━━ EXERCISE INPUT

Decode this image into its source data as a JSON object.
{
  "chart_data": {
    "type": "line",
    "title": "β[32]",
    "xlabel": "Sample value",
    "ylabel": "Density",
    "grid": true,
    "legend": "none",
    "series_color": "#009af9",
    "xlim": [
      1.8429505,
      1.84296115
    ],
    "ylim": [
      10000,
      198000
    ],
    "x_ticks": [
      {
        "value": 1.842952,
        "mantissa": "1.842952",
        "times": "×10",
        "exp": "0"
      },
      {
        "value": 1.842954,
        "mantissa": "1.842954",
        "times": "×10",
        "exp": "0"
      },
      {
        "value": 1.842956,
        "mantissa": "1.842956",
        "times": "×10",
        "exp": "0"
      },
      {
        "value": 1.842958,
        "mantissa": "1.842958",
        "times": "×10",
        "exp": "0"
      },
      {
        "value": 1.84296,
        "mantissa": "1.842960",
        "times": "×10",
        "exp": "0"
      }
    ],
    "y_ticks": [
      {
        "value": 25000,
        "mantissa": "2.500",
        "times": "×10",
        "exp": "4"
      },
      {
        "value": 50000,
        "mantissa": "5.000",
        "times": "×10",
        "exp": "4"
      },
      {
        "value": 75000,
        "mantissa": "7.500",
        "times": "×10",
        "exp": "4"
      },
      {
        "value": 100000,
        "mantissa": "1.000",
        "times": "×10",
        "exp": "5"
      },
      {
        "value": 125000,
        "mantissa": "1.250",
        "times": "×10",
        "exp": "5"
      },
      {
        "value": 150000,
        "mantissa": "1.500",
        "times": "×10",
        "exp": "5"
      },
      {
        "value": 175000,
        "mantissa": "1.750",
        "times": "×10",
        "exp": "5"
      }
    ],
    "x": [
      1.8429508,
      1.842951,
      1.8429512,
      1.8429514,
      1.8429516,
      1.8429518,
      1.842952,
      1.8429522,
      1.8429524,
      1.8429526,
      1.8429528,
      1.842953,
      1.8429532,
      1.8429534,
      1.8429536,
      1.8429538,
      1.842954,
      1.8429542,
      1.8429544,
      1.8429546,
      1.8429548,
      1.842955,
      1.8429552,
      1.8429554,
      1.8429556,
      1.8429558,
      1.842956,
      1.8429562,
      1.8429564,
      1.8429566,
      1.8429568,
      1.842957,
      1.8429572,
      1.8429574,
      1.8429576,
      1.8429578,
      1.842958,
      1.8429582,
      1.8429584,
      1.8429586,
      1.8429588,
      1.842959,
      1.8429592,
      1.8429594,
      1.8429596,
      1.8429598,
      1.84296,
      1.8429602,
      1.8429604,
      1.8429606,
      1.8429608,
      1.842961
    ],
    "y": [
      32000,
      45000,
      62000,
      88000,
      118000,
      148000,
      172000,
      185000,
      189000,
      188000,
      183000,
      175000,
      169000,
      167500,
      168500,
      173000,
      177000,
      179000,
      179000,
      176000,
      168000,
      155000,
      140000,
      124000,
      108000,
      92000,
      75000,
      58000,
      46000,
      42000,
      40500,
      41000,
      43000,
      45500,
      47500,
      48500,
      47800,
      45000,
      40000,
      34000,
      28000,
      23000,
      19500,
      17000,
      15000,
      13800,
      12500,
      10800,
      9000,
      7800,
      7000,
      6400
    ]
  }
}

━━━━

Take the lines above and retype all of them exactly.

SOLUTION.
Decode this image into its source data as a JSON object.
{
  "chart_data": {
    "type": "line",
    "title": "β[32]",
    "xlabel": "Sample value",
    "ylabel": "Density",
    "grid": true,
    "legend": "none",
    "series_color": "#009af9",
    "xlim": [
      1.8429505,
      1.84296115
    ],
    "ylim": [
      10000,
      198000
    ],
    "x_ticks": [
      {
        "value": 1.842952,
        "mantissa": "1.842952",
        "times": "×10",
        "exp": "0"
      },
      {
        "value": 1.842954,
        "mantissa": "1.842954",
        "times": "×10",
        "exp": "0"
      },
      {
        "value": 1.842956,
        "mantissa": "1.842956",
        "times": "×10",
        "exp": "0"
      },
      {
        "value": 1.842958,
        "mantissa": "1.842958",
        "times": "×10",
        "exp": "0"
      },
      {
        "value": 1.84296,
        "mantissa": "1.842960",
        "times": "×10",
        "exp": "0"
      }
    ],
    "y_ticks": [
      {
        "value": 25000,
        "mantissa": "2.500",
        "times": "×10",
        "exp": "4"
      },
      {
        "value": 50000,
        "mantissa": "5.000",
        "times": "×10",
        "exp": "4"
      },
      {
        "value": 75000,
        "mantissa": "7.500",
        "times": "×10",
        "exp": "4"
      },
      {
        "value": 100000,
        "mantissa": "1.000",
        "times": "×10",
        "exp": "5"
      },
      {
        "value": 125000,
        "mantissa": "1.250",
        "times": "×10",
        "exp": "5"
      },
      {
        "value": 150000,
        "mantissa": "1.500",
        "times": "×10",
        "exp": "5"
      },
      {
        "value": 175000,
        "mantissa": "1.750",
        "times": "×10",
        "exp": "5"
      }
    ],
    "x": [
      1.8429508,
      1.842951,
      1.8429512,
      1.8429514,
      1.8429516,
      1.8429518,
      1.842952,
      1.8429522,
      1.8429524,
      1.8429526,
      1.8429528,
      1.842953,
      1.8429532,
      1.8429534,
      1.8429536,
      1.8429538,
      1.842954,
      1.8429542,
      1.8429544,
      1.8429546,
      1.8429548,
      1.842955,
      1.8429552,
      1.8429554,
      1.8429556,
      1.8429558,
      1.842956,
      1.8429562,
      1.8429564,
      1.8429566,
      1.8429568,
      1.842957,
      1.8429572,
      1.8429574,
      1.8429576,
      1.8429578,
      1.842958,
      1.8429582,
      1.8429584,
      1.8429586,
      1.8429588,
      1.842959,
      1.8429592,
      1.8429594,
      1.8429596,
      1.8429598,
      1.84296,
      1.8429602,
      1.8429604,
      1.8429606,
      1.8429608,
      1.842961
    ],
    "y": [
      32000,
      45000,
      62000,
      88000,
      118000,
      148000,
      172000,
      185000,
      189000,
      188000,
      183000,
      175000,
      169000,
      167500,
      168500,
      173000,
      177000,
      179000,
      179000,
      176000,
      168000,
      155000,
      140000,
      124000,
      108000,
      92000,
      75000,
      58000,
      46000,
      42000,
      40500,
      41000,
      43000,
      45500,
      47500,
      48500,
      47800,
      45000,
      40000,
      34000,
      28000,
      23000,
      19500,
      17000,
      15000,
      13800,
      12500,
      10800,
      9000,
      7800,
      7000,
      6400
    ]
  }
}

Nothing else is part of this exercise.